• [What needs to be done]: Pick out all lines in the listing holding the string "ffffff" and copy them.

• [Exercise inputs]:
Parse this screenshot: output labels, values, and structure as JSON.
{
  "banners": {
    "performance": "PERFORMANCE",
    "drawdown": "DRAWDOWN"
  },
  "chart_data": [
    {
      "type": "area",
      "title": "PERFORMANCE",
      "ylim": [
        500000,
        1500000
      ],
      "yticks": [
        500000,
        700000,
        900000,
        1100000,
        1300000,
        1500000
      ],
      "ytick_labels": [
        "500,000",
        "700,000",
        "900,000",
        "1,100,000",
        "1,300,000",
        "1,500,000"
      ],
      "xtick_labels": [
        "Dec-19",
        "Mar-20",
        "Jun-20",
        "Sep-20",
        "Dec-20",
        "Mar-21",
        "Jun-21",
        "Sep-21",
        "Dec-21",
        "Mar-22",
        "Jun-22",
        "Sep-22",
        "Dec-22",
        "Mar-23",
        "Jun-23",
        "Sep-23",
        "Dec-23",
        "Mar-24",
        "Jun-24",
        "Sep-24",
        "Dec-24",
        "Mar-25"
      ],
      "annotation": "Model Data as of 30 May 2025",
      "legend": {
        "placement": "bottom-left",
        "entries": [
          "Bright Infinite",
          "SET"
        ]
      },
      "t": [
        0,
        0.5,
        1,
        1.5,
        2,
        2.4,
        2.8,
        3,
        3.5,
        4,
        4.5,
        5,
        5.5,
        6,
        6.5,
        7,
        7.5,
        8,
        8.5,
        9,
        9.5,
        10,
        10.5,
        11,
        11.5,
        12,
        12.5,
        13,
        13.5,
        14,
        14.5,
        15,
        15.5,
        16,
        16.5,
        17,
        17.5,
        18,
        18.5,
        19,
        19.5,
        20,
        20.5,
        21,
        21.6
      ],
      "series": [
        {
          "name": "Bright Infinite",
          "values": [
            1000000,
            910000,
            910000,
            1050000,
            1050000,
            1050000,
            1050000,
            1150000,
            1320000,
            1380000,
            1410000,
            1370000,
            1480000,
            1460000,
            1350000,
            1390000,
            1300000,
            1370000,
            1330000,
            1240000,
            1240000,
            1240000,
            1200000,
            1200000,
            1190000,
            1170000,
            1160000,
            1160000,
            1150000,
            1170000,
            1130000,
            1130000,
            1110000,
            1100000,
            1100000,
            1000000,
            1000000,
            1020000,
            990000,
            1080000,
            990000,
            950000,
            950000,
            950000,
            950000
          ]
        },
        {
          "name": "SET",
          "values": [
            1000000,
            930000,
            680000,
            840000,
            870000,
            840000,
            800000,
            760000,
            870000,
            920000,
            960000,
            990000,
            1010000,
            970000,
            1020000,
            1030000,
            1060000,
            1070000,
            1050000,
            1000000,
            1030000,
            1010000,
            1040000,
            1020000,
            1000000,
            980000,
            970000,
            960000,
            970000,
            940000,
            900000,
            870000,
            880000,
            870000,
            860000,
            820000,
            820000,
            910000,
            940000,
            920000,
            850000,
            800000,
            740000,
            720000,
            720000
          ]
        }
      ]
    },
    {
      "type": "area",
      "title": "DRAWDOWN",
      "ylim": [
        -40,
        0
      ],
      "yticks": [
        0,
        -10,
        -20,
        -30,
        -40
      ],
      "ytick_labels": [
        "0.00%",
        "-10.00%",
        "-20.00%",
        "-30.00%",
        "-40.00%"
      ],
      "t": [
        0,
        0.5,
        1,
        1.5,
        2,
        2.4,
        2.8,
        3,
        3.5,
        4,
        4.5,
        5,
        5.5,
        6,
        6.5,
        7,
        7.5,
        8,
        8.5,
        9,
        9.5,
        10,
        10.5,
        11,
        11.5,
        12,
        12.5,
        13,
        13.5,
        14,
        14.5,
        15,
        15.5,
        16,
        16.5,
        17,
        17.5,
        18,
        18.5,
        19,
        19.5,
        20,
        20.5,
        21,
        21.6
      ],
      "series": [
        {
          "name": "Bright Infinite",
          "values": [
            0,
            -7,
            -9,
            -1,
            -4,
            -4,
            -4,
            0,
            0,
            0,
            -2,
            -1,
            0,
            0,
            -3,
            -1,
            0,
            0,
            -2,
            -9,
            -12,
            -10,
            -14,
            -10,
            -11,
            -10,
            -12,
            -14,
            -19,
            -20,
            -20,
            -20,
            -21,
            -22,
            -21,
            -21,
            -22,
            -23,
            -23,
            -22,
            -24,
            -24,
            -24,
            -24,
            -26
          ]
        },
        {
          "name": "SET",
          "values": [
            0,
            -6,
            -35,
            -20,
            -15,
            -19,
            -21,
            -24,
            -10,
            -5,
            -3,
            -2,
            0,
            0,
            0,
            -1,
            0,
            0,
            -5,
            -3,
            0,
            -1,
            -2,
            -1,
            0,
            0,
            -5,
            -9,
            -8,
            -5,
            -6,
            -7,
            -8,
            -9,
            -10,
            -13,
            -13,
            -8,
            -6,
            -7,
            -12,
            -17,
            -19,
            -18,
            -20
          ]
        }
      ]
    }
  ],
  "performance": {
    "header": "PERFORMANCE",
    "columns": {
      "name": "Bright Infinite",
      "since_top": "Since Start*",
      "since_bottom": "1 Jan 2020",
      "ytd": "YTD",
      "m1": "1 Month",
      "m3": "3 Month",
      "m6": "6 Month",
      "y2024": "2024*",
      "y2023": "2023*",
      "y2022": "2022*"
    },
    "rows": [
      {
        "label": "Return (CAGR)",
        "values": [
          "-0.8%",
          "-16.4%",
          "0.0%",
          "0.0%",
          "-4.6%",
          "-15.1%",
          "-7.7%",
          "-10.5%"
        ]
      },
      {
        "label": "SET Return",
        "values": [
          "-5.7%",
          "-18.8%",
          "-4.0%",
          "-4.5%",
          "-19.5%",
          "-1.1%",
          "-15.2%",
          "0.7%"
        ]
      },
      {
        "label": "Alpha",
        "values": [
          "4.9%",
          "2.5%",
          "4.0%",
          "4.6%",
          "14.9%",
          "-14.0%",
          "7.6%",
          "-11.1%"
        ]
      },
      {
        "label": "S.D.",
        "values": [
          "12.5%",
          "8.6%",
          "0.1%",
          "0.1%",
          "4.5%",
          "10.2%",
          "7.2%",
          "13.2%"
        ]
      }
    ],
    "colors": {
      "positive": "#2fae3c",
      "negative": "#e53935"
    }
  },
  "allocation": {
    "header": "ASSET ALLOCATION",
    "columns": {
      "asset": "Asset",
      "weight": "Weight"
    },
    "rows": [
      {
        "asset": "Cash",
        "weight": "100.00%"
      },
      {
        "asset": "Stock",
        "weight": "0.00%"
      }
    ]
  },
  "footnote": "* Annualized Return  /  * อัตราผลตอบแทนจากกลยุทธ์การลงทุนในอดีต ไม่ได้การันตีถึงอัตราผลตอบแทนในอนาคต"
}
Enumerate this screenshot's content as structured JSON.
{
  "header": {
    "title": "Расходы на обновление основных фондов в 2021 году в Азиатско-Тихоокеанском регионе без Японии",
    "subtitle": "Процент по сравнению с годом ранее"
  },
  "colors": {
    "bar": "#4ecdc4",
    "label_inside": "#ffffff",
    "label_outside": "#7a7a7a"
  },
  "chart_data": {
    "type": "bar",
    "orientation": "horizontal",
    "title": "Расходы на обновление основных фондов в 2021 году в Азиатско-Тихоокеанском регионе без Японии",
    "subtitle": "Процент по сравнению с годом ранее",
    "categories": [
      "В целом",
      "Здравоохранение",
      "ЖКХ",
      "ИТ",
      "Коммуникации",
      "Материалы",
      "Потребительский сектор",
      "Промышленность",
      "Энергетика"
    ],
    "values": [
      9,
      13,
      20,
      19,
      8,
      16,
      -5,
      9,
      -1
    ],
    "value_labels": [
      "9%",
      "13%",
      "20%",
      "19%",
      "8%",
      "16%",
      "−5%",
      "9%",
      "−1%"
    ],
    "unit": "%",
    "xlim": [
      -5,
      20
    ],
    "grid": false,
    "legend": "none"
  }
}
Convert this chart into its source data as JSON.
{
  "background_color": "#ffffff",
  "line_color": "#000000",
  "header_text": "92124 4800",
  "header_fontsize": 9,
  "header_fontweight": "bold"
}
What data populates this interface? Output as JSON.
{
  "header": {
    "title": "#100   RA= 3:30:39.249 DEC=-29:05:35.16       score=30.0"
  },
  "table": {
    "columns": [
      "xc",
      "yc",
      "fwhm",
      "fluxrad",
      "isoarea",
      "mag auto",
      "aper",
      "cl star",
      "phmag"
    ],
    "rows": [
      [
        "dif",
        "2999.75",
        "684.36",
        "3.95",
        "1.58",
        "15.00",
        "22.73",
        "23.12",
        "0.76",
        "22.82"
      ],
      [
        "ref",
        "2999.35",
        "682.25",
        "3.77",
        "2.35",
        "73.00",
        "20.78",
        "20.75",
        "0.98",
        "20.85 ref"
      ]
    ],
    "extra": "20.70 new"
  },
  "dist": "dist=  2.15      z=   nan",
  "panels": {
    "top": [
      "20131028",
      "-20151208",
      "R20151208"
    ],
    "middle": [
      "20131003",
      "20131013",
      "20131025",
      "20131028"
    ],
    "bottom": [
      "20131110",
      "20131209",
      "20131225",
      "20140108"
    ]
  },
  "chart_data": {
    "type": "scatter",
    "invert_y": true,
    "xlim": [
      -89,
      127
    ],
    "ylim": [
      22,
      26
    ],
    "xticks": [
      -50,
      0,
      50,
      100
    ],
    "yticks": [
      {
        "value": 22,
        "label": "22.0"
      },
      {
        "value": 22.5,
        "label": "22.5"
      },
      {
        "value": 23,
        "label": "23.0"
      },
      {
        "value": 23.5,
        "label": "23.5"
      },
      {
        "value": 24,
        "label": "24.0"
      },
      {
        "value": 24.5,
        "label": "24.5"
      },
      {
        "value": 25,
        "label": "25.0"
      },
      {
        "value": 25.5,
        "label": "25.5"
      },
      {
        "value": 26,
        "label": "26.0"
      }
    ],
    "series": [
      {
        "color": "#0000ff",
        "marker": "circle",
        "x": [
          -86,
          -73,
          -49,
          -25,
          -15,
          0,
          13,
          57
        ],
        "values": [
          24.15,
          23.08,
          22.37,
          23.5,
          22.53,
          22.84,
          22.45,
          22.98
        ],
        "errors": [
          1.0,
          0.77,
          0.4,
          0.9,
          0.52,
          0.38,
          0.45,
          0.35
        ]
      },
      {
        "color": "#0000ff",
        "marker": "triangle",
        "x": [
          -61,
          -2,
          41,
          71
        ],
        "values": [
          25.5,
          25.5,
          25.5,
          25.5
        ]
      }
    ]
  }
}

• [Output below]:
    "label_inside": "#ffffff",
  "background_color": "#ffffff",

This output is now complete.